** start **
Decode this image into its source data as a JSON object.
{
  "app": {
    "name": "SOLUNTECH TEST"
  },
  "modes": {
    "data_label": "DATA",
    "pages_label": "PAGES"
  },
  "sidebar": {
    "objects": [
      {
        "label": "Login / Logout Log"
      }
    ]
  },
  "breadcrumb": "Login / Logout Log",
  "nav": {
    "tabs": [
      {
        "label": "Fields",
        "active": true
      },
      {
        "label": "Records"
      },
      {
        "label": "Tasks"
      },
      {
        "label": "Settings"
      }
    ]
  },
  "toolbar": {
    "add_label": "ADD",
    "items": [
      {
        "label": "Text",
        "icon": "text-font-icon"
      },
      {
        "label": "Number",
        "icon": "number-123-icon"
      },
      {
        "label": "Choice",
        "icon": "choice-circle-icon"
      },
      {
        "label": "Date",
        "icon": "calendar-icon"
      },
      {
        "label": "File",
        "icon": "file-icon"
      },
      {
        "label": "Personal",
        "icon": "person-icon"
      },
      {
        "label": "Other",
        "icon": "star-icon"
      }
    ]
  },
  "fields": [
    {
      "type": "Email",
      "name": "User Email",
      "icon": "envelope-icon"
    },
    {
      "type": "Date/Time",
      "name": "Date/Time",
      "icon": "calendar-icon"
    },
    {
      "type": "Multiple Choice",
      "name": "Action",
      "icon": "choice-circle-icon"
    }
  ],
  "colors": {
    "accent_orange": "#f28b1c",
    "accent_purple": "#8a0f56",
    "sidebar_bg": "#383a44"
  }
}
** end **
What is being asked → Repeat each of the entries above precisely as given.

Solution →
Decode this image into its source data as a JSON object.
{
  "app": {
    "name": "SOLUNTECH TEST"
  },
  "modes": {
    "data_label": "DATA",
    "pages_label": "PAGES"
  },
  "sidebar": {
    "objects": [
      {
        "label": "Login / Logout Log"
      }
    ]
  },
  "breadcrumb": "Login / Logout Log",
  "nav": {
    "tabs": [
      {
        "label": "Fields",
        "active": true
      },
      {
        "label": "Records"
      },
      {
        "label": "Tasks"
      },
      {
        "label": "Settings"
      }
    ]
  },
  "toolbar": {
    "add_label": "ADD",
    "items": [
      {
        "label": "Text",
        "icon": "text-font-icon"
      },
      {
        "label": "Number",
        "icon": "number-123-icon"
      },
      {
        "label": "Choice",
        "icon": "choice-circle-icon"
      },
      {
        "label": "Date",
        "icon": "calendar-icon"
      },
      {
        "label": "File",
        "icon": "file-icon"
      },
      {
        "label": "Personal",
        "icon": "person-icon"
      },
      {
        "label": "Other",
        "icon": "star-icon"
      }
    ]
  },
  "fields": [
    {
      "type": "Email",
      "name": "User Email",
      "icon": "envelope-icon"
    },
    {
      "type": "Date/Time",
      "name": "Date/Time",
      "icon": "calendar-icon"
    },
    {
      "type": "Multiple Choice",
      "name": "Action",
      "icon": "choice-circle-icon"
    }
  ],
  "colors": {
    "accent_orange": "#f28b1c",
    "accent_purple": "#8a0f56",
    "sidebar_bg": "#383a44"
  }
}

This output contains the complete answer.